Exercise
Restate, word for word, every line of the data.
[START OF Stored data]
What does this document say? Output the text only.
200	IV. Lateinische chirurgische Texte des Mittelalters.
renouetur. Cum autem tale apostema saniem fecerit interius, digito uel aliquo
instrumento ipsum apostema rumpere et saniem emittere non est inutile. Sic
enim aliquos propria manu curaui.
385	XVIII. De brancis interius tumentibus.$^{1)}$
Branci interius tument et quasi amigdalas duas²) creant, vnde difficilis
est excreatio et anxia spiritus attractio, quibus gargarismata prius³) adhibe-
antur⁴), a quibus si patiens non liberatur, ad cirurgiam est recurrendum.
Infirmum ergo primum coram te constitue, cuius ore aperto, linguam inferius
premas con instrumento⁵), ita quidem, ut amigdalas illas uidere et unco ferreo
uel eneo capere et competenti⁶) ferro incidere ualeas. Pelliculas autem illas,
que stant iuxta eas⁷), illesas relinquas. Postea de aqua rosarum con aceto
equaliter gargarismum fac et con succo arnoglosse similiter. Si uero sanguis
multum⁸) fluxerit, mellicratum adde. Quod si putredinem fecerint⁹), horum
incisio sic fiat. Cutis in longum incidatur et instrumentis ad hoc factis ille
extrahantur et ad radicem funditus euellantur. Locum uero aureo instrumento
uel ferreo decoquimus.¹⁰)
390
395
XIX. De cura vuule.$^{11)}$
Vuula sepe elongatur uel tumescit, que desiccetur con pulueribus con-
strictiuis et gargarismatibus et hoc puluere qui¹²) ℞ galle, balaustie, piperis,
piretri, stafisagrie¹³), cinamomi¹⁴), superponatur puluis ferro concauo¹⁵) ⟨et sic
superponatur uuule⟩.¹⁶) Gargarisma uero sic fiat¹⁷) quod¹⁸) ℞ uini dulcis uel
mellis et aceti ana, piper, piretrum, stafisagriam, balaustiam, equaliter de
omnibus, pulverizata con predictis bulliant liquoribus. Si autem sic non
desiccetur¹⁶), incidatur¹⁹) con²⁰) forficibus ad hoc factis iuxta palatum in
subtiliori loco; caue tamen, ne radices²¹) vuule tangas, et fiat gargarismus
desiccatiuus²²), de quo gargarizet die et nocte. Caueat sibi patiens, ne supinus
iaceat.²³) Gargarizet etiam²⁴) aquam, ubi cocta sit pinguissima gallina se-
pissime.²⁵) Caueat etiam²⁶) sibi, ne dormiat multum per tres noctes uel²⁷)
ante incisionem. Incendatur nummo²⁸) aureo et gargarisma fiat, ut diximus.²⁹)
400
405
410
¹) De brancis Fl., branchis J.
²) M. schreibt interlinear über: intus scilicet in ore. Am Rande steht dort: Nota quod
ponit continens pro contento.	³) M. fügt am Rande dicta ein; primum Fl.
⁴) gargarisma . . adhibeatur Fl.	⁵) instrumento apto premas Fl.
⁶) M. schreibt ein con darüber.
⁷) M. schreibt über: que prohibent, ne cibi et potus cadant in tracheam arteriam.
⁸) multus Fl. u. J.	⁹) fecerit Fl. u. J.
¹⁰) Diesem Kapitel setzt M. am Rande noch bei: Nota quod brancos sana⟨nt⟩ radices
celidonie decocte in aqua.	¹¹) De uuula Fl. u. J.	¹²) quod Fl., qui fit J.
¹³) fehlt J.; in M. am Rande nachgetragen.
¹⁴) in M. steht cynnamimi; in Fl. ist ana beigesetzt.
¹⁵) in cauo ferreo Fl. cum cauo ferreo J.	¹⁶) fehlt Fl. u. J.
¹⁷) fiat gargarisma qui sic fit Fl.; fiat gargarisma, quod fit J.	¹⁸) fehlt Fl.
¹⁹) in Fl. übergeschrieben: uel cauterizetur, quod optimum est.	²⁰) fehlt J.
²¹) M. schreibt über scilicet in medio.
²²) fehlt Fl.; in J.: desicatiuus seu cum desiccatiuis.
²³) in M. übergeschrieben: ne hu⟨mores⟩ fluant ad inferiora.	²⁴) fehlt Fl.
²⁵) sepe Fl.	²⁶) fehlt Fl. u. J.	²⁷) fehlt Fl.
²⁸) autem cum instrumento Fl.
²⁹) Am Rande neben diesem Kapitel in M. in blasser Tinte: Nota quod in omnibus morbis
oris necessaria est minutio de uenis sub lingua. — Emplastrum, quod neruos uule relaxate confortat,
[END OF Stored data]
Solution for this problem
What does this document say? Output the text only.
200	IV. Lateinische chirurgische Texte des Mittelalters.
renouetur. Cum autem tale apostema saniem fecerit interius, digito uel aliquo
instrumento ipsum apostema rumpere et saniem emittere non est inutile. Sic
enim aliquos propria manu curaui.
385	XVIII. De brancis interius tumentibus.$^{1)}$
Branci interius tument et quasi amigdalas duas²) creant, vnde difficilis
est excreatio et anxia spiritus attractio, quibus gargarismata prius³) adhibe-
antur⁴), a quibus si patiens non liberatur, ad cirurgiam est recurrendum.
Infirmum ergo primum coram te constitue, cuius ore aperto, linguam inferius
premas con instrumento⁵), ita quidem, ut amigdalas illas uidere et unco ferreo
uel eneo capere et competenti⁶) ferro incidere ualeas. Pelliculas autem illas,
que stant iuxta eas⁷), illesas relinquas. Postea de aqua rosarum con aceto
equaliter gargarismum fac et con succo arnoglosse similiter. Si uero sanguis
multum⁸) fluxerit, mellicratum adde. Quod si putredinem fecerint⁹), horum
incisio sic fiat. Cutis in longum incidatur et instrumentis ad hoc factis ille
extrahantur et ad radicem funditus euellantur. Locum uero aureo instrumento
uel ferreo decoquimus.¹⁰)
390
395
XIX. De cura vuule.$^{11)}$
Vuula sepe elongatur uel tumescit, que desiccetur con pulueribus con-
strictiuis et gargarismatibus et hoc puluere qui¹²) ℞ galle, balaustie, piperis,
piretri, stafisagrie¹³), cinamomi¹⁴), superponatur puluis ferro concauo¹⁵) ⟨et sic
superponatur uuule⟩.¹⁶) Gargarisma uero sic fiat¹⁷) quod¹⁸) ℞ uini dulcis uel
mellis et aceti ana, piper, piretrum, stafisagriam, balaustiam, equaliter de
omnibus, pulverizata con predictis bulliant liquoribus. Si autem sic non
desiccetur¹⁶), incidatur¹⁹) con²⁰) forficibus ad hoc factis iuxta palatum in
subtiliori loco; caue tamen, ne radices²¹) vuule tangas, et fiat gargarismus
desiccatiuus²²), de quo gargarizet die et nocte. Caueat sibi patiens, ne supinus
iaceat.²³) Gargarizet etiam²⁴) aquam, ubi cocta sit pinguissima gallina se-
pissime.²⁵) Caueat etiam²⁶) sibi, ne dormiat multum per tres noctes uel²⁷)
ante incisionem. Incendatur nummo²⁸) aureo et gargarisma fiat, ut diximus.²⁹)
400
405
410
¹) De brancis Fl., branchis J.
²) M. schreibt interlinear über: intus scilicet in ore. Am Rande steht dort: Nota quod
ponit continens pro contento.	³) M. fügt am Rande dicta ein; primum Fl.
⁴) gargarisma . . adhibeatur Fl.	⁵) instrumento apto premas Fl.
⁶) M. schreibt ein con darüber.
⁷) M. schreibt über: que prohibent, ne cibi et potus cadant in tracheam arteriam.
⁸) multus Fl. u. J.	⁹) fecerit Fl. u. J.
¹⁰) Diesem Kapitel setzt M. am Rande noch bei: Nota quod brancos sana⟨nt⟩ radices
celidonie decocte in aqua.	¹¹) De uuula Fl. u. J.	¹²) quod Fl., qui fit J.
¹³) fehlt J.; in M. am Rande nachgetragen.
¹⁴) in M. steht cynnamimi; in Fl. ist ana beigesetzt.
¹⁵) in cauo ferreo Fl. cum cauo ferreo J.	¹⁶) fehlt Fl. u. J.
¹⁷) fiat gargarisma qui sic fit Fl.; fiat gargarisma, quod fit J.	¹⁸) fehlt Fl.
¹⁹) in Fl. übergeschrieben: uel cauterizetur, quod optimum est.	²⁰) fehlt J.
²¹) M. schreibt über scilicet in medio.
²²) fehlt Fl.; in J.: desicatiuus seu cum desiccatiuis.
²³) in M. übergeschrieben: ne hu⟨mores⟩ fluant ad inferiora.	²⁴) fehlt Fl.
²⁵) sepe Fl.	²⁶) fehlt Fl. u. J.	²⁷) fehlt Fl.
²⁸) autem cum instrumento Fl.
²⁹) Am Rande neben diesem Kapitel in M. in blasser Tinte: Nota quod in omnibus morbis
oris necessaria est minutio de uenis sub lingua. — Emplastrum, quod neruos uule relaxate confortat,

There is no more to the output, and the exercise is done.